■ SUPPLIED ENTRIES
##########

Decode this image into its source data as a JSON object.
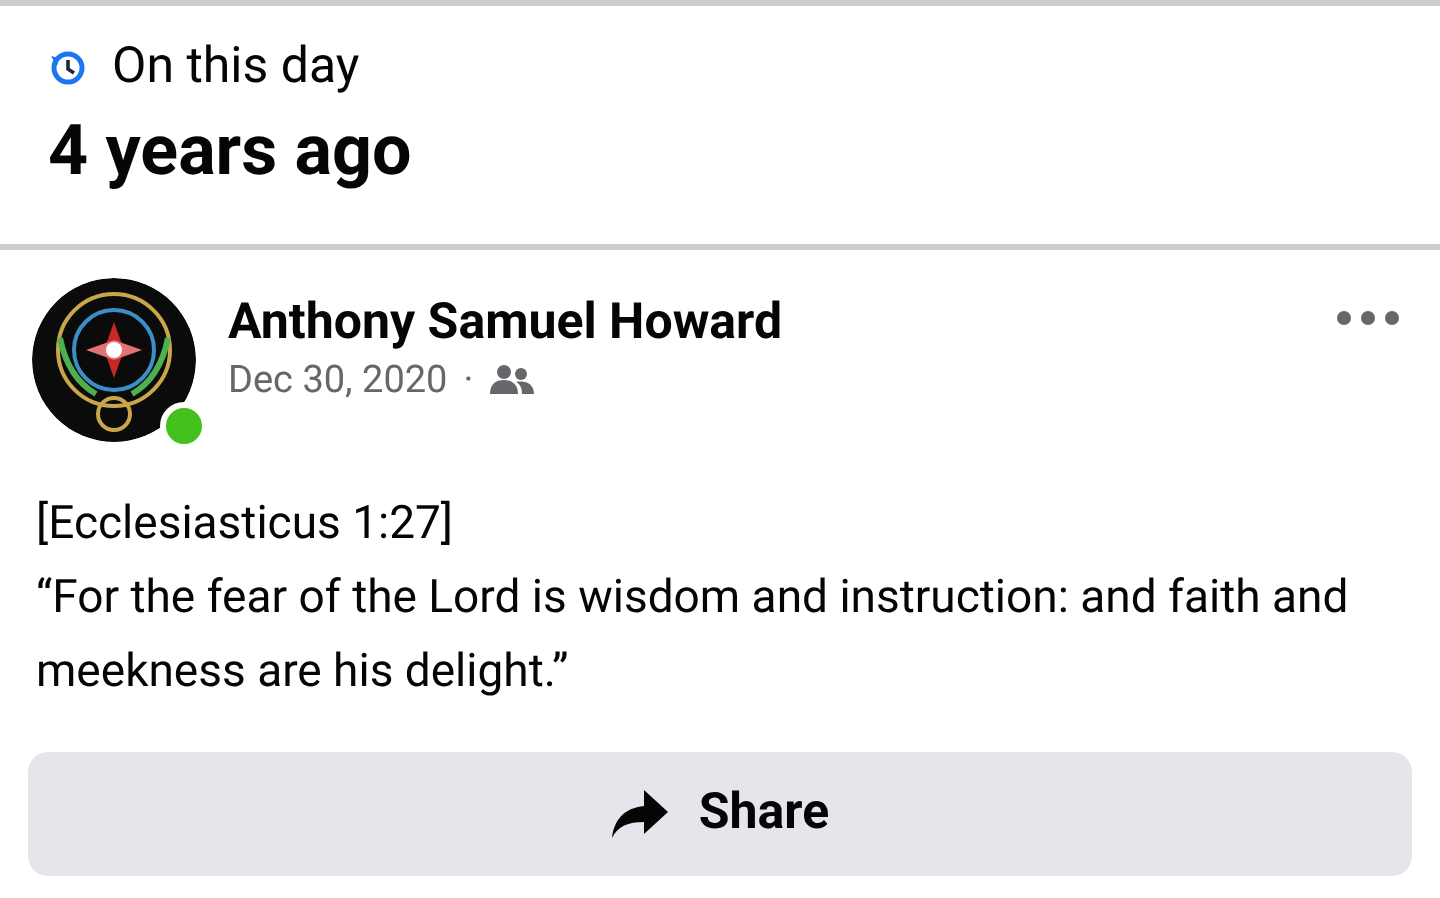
{
  "header": {
    "label": "On this day",
    "title": "4 years ago"
  },
  "post": {
    "author": "Anthony Samuel Howard",
    "online": true,
    "date": "Dec 30, 2020",
    "separator": "·",
    "lines": [
      "[Ecclesiasticus 1:27]",
      "“For the fear of the Lord is wisdom and instruction: and faith and meekness are his delight.”"
    ],
    "share": "Share"
  }
}
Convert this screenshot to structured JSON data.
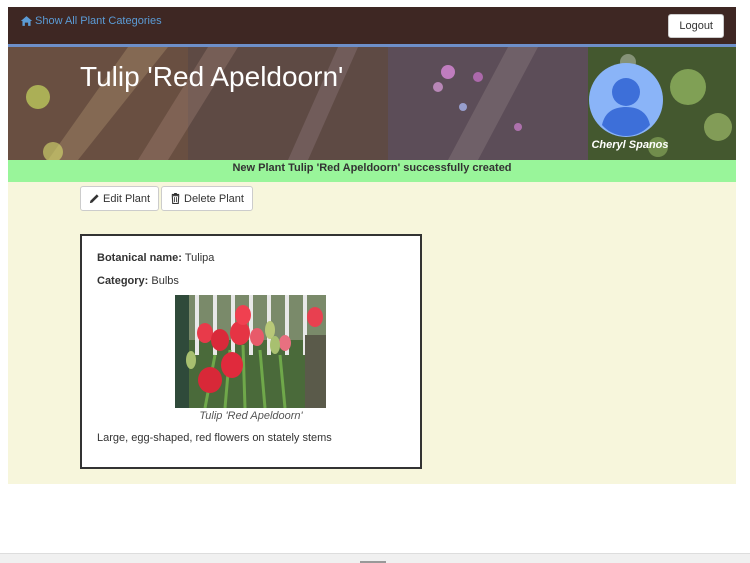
{
  "nav": {
    "show_all_label": "Show All Plant Categories",
    "logout_label": "Logout"
  },
  "header": {
    "title": "Tulip 'Red Apeldoorn'",
    "user_name": "Cheryl Spanos"
  },
  "alert": {
    "message": "New Plant Tulip 'Red Apeldoorn' successfully created"
  },
  "actions": {
    "edit_label": "Edit Plant",
    "delete_label": "Delete Plant"
  },
  "plant": {
    "botanical_label": "Botanical name:",
    "botanical_value": "Tulipa",
    "category_label": "Category:",
    "category_value": "Bulbs",
    "caption": "Tulip 'Red Apeldoorn'",
    "description": "Large, egg-shaped, red flowers on stately stems"
  },
  "icons": {
    "home": "home-icon",
    "edit": "pencil-icon",
    "delete": "trash-icon",
    "avatar": "user-avatar-icon"
  },
  "colors": {
    "topbar": "#3e2723",
    "link": "#5b9bd5",
    "alert_bg": "#99f59a",
    "content_bg": "#f7f6dc",
    "avatar_bg": "#8ab4f8",
    "avatar_fg": "#3d6fd9"
  }
}
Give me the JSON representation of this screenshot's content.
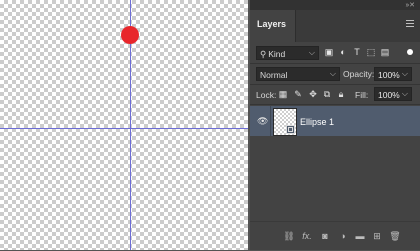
{
  "canvas": {
    "ellipse_color": "#e8262b",
    "guide_color": "#6d6dd6"
  },
  "panel": {
    "tab_label": "Layers",
    "collapse_icon": "double-chevron",
    "menu_icon": "hamburger-icon"
  },
  "filter": {
    "kind_label": "Kind",
    "icons": [
      "pixel-layer-filter-icon",
      "adjustment-layer-filter-icon",
      "type-layer-filter-icon",
      "shape-layer-filter-icon",
      "smart-object-filter-icon"
    ]
  },
  "blending": {
    "mode": "Normal",
    "opacity_label": "Opacity:",
    "opacity_value": "100%"
  },
  "lock": {
    "label": "Lock:",
    "fill_label": "Fill:",
    "fill_value": "100%"
  },
  "layers": [
    {
      "name": "Ellipse 1",
      "visible": true,
      "selected": true,
      "type": "shape"
    }
  ],
  "footer_icons": [
    "link-layers-icon",
    "fx-icon",
    "add-mask-icon",
    "adjustment-layer-icon",
    "new-group-icon",
    "new-layer-icon",
    "delete-icon"
  ],
  "footer_fx": "fx."
}
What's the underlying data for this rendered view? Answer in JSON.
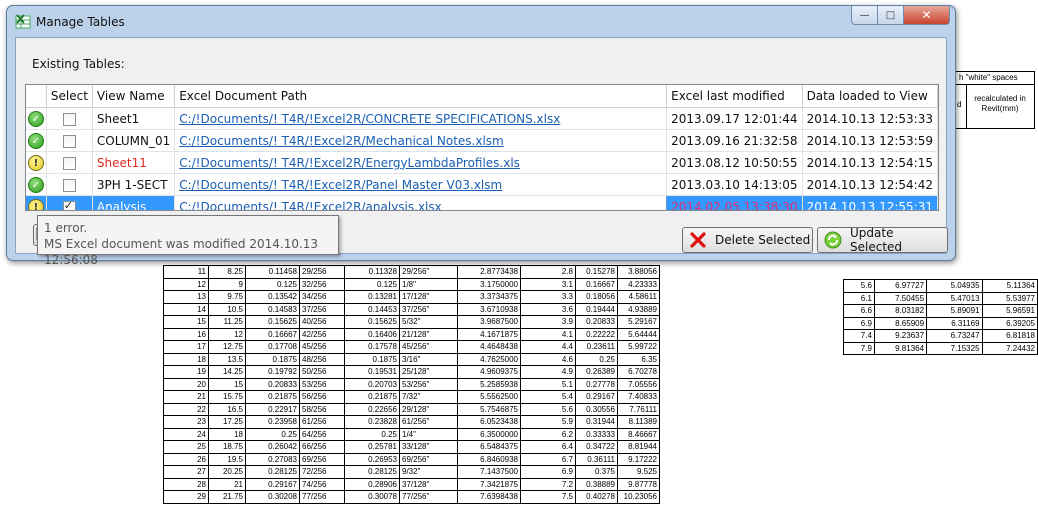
{
  "window": {
    "title": "Manage Tables",
    "close_glyph": "✕",
    "max_glyph": "□",
    "min_glyph": "—"
  },
  "existing_label": "Existing Tables:",
  "columns": [
    "",
    "Select",
    "View Name",
    "Excel Document Path",
    "Excel last modified",
    "Data loaded to View"
  ],
  "rows": [
    {
      "status": "ok",
      "selected": false,
      "view": "Sheet1",
      "path": "C:/!Documents/! T4R/!Excel2R/CONCRETE SPECIFICATIONS.xlsx",
      "modified": "2013.09.17 12:01:44",
      "loaded": "2014.10.13 12:53:33"
    },
    {
      "status": "ok",
      "selected": false,
      "view": "COLUMN_01",
      "path": "C:/!Documents/! T4R/!Excel2R/Mechanical Notes.xlsm",
      "modified": "2013.09.16 21:32:58",
      "loaded": "2014.10.13 12:53:59"
    },
    {
      "status": "warn",
      "selected": false,
      "view": "Sheet11",
      "path": "C:/!Documents/! T4R/!Excel2R/EnergyLambdaProfiles.xls",
      "modified": "2013.08.12 10:50:55",
      "loaded": "2014.10.13 12:54:15"
    },
    {
      "status": "ok",
      "selected": false,
      "view": "3PH 1-SECT",
      "path": "C:/!Documents/! T4R/!Excel2R/Panel Master V03.xlsm",
      "modified": "2013.03.10 14:13:05",
      "loaded": "2014.10.13 12:54:42"
    },
    {
      "status": "warn",
      "selected": true,
      "view": "Analysis",
      "path": "C:/!Documents/! T4R/!Excel2R/analysis.xlsx",
      "modified": "2014.02.05 13:38:30",
      "loaded": "2014.10.13 12:55:31"
    }
  ],
  "tooltip": {
    "line1": "1 error.",
    "line2": "MS Excel document was modified 2014.10.13 12:56:08"
  },
  "buttons": {
    "delete": "Delete Selected",
    "update": "Update Selected"
  },
  "colors": {
    "selection": "#3399ff",
    "link": "#1a5fb4",
    "error_text": "#e02b20",
    "modified_alert": "#e03070"
  },
  "icons": {
    "status_ok": "check-circle-icon",
    "status_warn": "exclamation-circle-icon",
    "delete": "red-x-icon",
    "update": "green-refresh-icon"
  },
  "background_sheet": {
    "header_text": "h \"white\" spaces",
    "header_d": "d",
    "header_recalc": "recalculated in Revit(mm)",
    "rows": [
      [
        "11",
        "8.25",
        "0.11458",
        "29/256",
        "0.11328",
        "29/256\"",
        "2.8773438",
        "2.8",
        "0.15278",
        "3.88056"
      ],
      [
        "12",
        "9",
        "0.125",
        "32/256",
        "0.125",
        "1/8\"",
        "3.1750000",
        "3.1",
        "0.16667",
        "4.23333"
      ],
      [
        "13",
        "9.75",
        "0.13542",
        "34/256",
        "0.13281",
        "17/128\"",
        "3.3734375",
        "3.3",
        "0.18056",
        "4.58611"
      ],
      [
        "14",
        "10.5",
        "0.14583",
        "37/256",
        "0.14453",
        "37/256\"",
        "3.6710938",
        "3.6",
        "0.19444",
        "4.93889"
      ],
      [
        "15",
        "11.25",
        "0.15625",
        "40/256",
        "0.15625",
        "5/32\"",
        "3.9687500",
        "3.9",
        "0.20833",
        "5.29167"
      ],
      [
        "16",
        "12",
        "0.16667",
        "42/256",
        "0.16406",
        "21/128\"",
        "4.1671875",
        "4.1",
        "0.22222",
        "5.64444"
      ],
      [
        "17",
        "12.75",
        "0.17708",
        "45/256",
        "0.17578",
        "45/256\"",
        "4.4648438",
        "4.4",
        "0.23611",
        "5.99722"
      ],
      [
        "18",
        "13.5",
        "0.1875",
        "48/256",
        "0.1875",
        "3/16\"",
        "4.7625000",
        "4.6",
        "0.25",
        "6.35"
      ],
      [
        "19",
        "14.25",
        "0.19792",
        "50/256",
        "0.19531",
        "25/128\"",
        "4.9609375",
        "4.9",
        "0.26389",
        "6.70278"
      ],
      [
        "20",
        "15",
        "0.20833",
        "53/256",
        "0.20703",
        "53/256\"",
        "5.2585938",
        "5.1",
        "0.27778",
        "7.05556"
      ],
      [
        "21",
        "15.75",
        "0.21875",
        "56/256",
        "0.21875",
        "7/32\"",
        "5.5562500",
        "5.4",
        "0.29167",
        "7.40833"
      ],
      [
        "22",
        "16.5",
        "0.22917",
        "58/256",
        "0.22656",
        "29/128\"",
        "5.7546875",
        "5.6",
        "0.30556",
        "7.76111"
      ],
      [
        "23",
        "17.25",
        "0.23958",
        "61/256",
        "0.23828",
        "61/256\"",
        "6.0523438",
        "5.9",
        "0.31944",
        "8.11389"
      ],
      [
        "24",
        "18",
        "0.25",
        "64/256",
        "0.25",
        "1/4\"",
        "6.3500000",
        "6.2",
        "0.33333",
        "8.46667"
      ],
      [
        "25",
        "18.75",
        "0.26042",
        "66/256",
        "0.25781",
        "33/128\"",
        "6.5484375",
        "6.4",
        "0.34722",
        "8.81944"
      ],
      [
        "26",
        "19.5",
        "0.27083",
        "69/256",
        "0.26953",
        "69/256\"",
        "6.8460938",
        "6.7",
        "0.36111",
        "9.17222"
      ],
      [
        "27",
        "20.25",
        "0.28125",
        "72/256",
        "0.28125",
        "9/32\"",
        "7.1437500",
        "6.9",
        "0.375",
        "9.525"
      ],
      [
        "28",
        "21",
        "0.29167",
        "74/256",
        "0.28906",
        "37/128\"",
        "7.3421875",
        "7.2",
        "0.38889",
        "9.87778"
      ],
      [
        "29",
        "21.75",
        "0.30208",
        "77/256",
        "0.30078",
        "77/256\"",
        "7.6398438",
        "7.5",
        "0.40278",
        "10.23056"
      ]
    ],
    "right_rows": [
      [
        "5.6",
        "6.97727",
        "5.04935",
        "5.11364"
      ],
      [
        "6.1",
        "7.50455",
        "5.47013",
        "5.53977"
      ],
      [
        "6.6",
        "8.03182",
        "5.89091",
        "5.96591"
      ],
      [
        "6.9",
        "8.65909",
        "6.31169",
        "6.39205"
      ],
      [
        "7.4",
        "9.23637",
        "6.73247",
        "6.81818"
      ],
      [
        "7.9",
        "9.81364",
        "7.15325",
        "7.24432"
      ]
    ]
  }
}
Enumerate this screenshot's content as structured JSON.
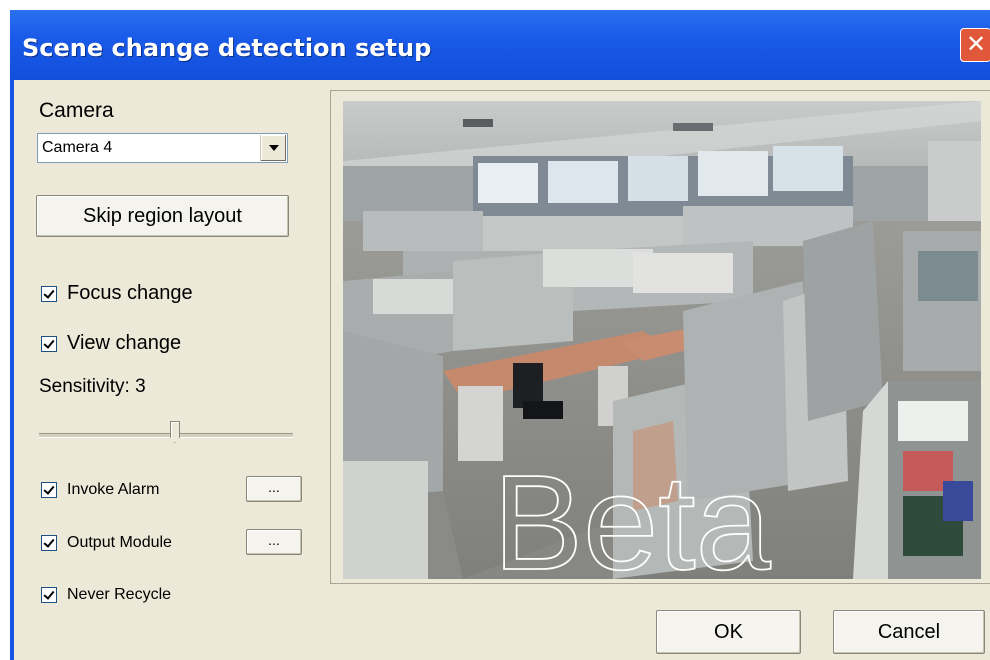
{
  "window": {
    "title": "Scene change detection setup",
    "close_glyph": "✕"
  },
  "camera": {
    "label": "Camera",
    "selected": "Camera 4"
  },
  "skip_region_button": "Skip region layout",
  "focus_change": {
    "label": "Focus change",
    "checked": true
  },
  "view_change": {
    "label": "View change",
    "checked": true
  },
  "sensitivity": {
    "label": "Sensitivity: 3",
    "value": 3
  },
  "invoke_alarm": {
    "label": "Invoke Alarm",
    "checked": true,
    "button": "..."
  },
  "output_module": {
    "label": "Output Module",
    "checked": true,
    "button": "..."
  },
  "never_recycle": {
    "label": "Never Recycle",
    "checked": true
  },
  "preview": {
    "watermark": "Beta"
  },
  "footer": {
    "ok": "OK",
    "cancel": "Cancel"
  },
  "icons": {
    "close": "close-icon",
    "dropdown": "chevron-down-icon",
    "checkbox": "checkmark-icon"
  },
  "colors": {
    "titlebar": "#1a5ae8",
    "dialog_bg": "#ece9d8",
    "close_button": "#e0573a"
  }
}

##########

■ WHAT NEEDS TO BE DONE
Exactly as they appear, repeat the lines from the one containing "Enumerate this screenshot's" through the last line of the entries, counting both ends. Pictures stay out.

■ RESPONSE TO THIS EXERCISE
Enumerate this screenshot's content as structured JSON.
{
  "window": {
    "title": "Scene change detection setup",
    "close_glyph": "✕"
  },
  "camera": {
    "label": "Camera",
    "selected": "Camera 4"
  },
  "skip_region_button": "Skip region layout",
  "focus_change": {
    "label": "Focus change",
    "checked": true
  },
  "view_change": {
    "label": "View change",
    "checked": true
  },
  "sensitivity": {
    "label": "Sensitivity: 3",
    "value": 3
  },
  "invoke_alarm": {
    "label": "Invoke Alarm",
    "checked": true,
    "button": "..."
  },
  "output_module": {
    "label": "Output Module",
    "checked": true,
    "button": "..."
  },
  "never_recycle": {
    "label": "Never Recycle",
    "checked": true
  },
  "preview": {
    "watermark": "Beta"
  },
  "footer": {
    "ok": "OK",
    "cancel": "Cancel"
  },
  "icons": {
    "close": "close-icon",
    "dropdown": "chevron-down-icon",
    "checkbox": "checkmark-icon"
  },
  "colors": {
    "titlebar": "#1a5ae8",
    "dialog_bg": "#ece9d8",
    "close_button": "#e0573a"
  }
}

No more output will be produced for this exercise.